SHORT EXERCISE: Read the records below. Copy each line where the string "title" occurs.

Dataset entries on figures

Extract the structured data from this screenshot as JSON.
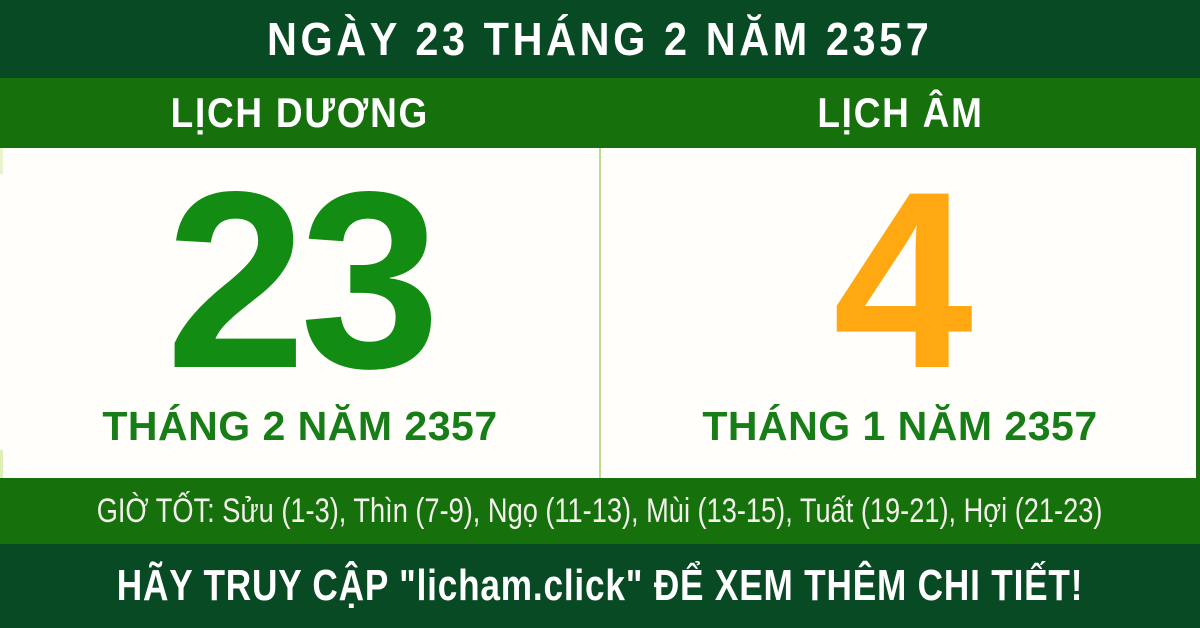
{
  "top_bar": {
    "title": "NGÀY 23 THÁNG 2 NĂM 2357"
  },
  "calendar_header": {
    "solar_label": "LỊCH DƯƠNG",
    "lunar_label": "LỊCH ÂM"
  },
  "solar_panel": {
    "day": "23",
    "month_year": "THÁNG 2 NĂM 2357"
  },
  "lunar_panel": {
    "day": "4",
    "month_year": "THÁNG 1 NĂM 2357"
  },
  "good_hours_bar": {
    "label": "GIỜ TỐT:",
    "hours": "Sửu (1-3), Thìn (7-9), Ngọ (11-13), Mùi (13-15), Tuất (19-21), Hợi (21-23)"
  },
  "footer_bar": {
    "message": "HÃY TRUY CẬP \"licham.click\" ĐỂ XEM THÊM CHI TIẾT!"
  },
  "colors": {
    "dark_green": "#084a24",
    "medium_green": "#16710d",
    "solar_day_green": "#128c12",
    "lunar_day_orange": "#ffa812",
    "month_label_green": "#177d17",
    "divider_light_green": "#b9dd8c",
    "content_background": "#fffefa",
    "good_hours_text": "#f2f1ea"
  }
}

* * *

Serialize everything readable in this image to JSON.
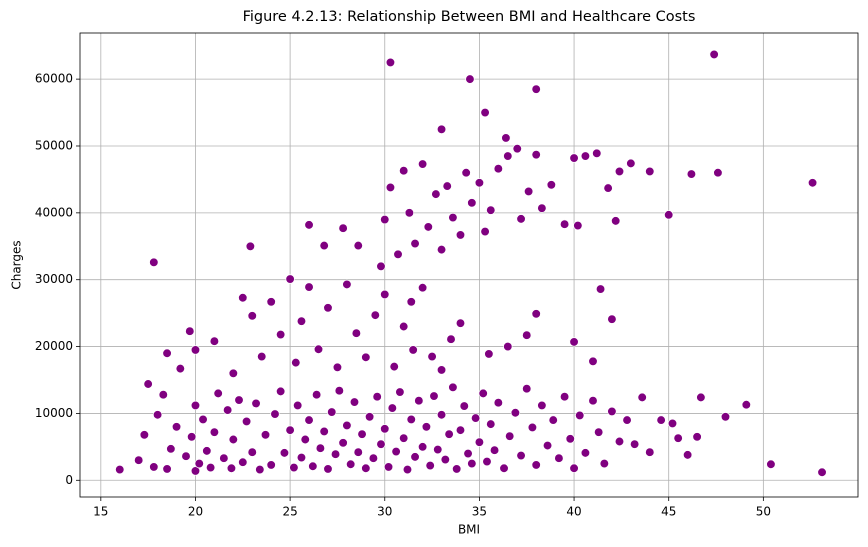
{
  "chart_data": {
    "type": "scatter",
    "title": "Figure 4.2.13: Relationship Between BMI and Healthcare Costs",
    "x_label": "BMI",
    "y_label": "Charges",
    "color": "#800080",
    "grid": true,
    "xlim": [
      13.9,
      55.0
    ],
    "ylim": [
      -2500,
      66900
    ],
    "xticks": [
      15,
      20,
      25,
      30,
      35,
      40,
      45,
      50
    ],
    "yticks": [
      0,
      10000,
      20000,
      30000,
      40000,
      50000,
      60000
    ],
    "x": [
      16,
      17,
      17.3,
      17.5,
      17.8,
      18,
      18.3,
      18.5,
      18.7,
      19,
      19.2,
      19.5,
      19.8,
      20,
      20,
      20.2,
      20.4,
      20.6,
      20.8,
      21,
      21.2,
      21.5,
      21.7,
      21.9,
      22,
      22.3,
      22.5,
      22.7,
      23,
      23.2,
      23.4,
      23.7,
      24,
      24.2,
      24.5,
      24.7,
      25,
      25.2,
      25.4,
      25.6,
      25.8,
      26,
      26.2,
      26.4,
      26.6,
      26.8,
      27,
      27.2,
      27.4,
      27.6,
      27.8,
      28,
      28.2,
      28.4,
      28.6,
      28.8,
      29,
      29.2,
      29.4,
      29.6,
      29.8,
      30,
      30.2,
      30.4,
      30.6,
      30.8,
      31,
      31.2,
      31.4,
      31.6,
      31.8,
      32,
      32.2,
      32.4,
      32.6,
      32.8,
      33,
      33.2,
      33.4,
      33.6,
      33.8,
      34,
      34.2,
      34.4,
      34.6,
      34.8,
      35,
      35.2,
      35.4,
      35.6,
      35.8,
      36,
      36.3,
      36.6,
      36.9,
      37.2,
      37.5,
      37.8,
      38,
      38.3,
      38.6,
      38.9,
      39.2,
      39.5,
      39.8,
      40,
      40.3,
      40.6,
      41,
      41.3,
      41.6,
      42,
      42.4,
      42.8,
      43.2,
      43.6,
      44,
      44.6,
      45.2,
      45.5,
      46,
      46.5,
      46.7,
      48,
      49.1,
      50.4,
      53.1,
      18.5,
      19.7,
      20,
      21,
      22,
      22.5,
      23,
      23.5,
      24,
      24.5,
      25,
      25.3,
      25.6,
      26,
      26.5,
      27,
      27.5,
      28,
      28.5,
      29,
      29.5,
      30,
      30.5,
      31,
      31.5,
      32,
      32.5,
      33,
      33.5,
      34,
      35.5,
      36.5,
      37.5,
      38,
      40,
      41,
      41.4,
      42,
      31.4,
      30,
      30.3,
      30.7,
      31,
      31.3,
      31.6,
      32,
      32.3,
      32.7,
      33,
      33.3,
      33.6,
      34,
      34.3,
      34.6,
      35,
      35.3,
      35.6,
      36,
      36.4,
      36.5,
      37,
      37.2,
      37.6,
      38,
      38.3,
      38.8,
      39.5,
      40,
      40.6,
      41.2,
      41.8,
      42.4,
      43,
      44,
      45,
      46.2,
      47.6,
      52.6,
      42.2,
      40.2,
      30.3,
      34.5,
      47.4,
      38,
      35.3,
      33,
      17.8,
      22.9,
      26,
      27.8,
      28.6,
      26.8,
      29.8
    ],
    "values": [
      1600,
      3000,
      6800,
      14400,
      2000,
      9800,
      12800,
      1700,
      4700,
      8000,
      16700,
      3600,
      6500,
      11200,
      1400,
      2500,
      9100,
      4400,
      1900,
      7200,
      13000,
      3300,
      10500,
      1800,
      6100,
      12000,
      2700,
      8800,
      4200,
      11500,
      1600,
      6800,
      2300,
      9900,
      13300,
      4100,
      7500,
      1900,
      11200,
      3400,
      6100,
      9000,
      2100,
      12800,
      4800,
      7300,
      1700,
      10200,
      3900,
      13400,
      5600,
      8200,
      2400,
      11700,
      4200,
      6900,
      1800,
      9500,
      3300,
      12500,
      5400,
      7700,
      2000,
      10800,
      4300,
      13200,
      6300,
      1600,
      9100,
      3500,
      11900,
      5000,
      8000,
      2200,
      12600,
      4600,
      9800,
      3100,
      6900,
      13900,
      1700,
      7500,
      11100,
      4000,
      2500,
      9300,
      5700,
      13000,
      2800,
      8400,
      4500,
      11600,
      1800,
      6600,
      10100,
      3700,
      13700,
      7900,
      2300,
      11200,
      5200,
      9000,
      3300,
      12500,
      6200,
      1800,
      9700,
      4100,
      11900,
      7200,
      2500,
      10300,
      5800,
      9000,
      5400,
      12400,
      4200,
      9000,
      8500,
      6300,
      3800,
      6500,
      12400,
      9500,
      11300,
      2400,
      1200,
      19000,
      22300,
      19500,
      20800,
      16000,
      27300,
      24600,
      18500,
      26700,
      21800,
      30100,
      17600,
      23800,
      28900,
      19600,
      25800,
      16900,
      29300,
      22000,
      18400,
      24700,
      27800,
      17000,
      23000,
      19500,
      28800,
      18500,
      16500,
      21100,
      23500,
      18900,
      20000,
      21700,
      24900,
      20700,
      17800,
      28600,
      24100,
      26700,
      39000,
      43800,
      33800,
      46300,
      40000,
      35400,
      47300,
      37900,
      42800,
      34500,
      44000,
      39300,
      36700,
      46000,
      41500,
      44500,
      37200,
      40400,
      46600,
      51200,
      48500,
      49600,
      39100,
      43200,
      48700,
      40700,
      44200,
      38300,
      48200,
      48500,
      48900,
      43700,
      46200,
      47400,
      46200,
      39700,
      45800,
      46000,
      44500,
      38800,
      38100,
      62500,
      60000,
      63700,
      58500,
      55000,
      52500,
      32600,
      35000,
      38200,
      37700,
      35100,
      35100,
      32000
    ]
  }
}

THE ANSWER:
    "title": "NGÀY 23 THÁNG 2 NĂM 2357"
    "title": "Figure 4.2.13: Relationship Between BMI and Healthcare Costs",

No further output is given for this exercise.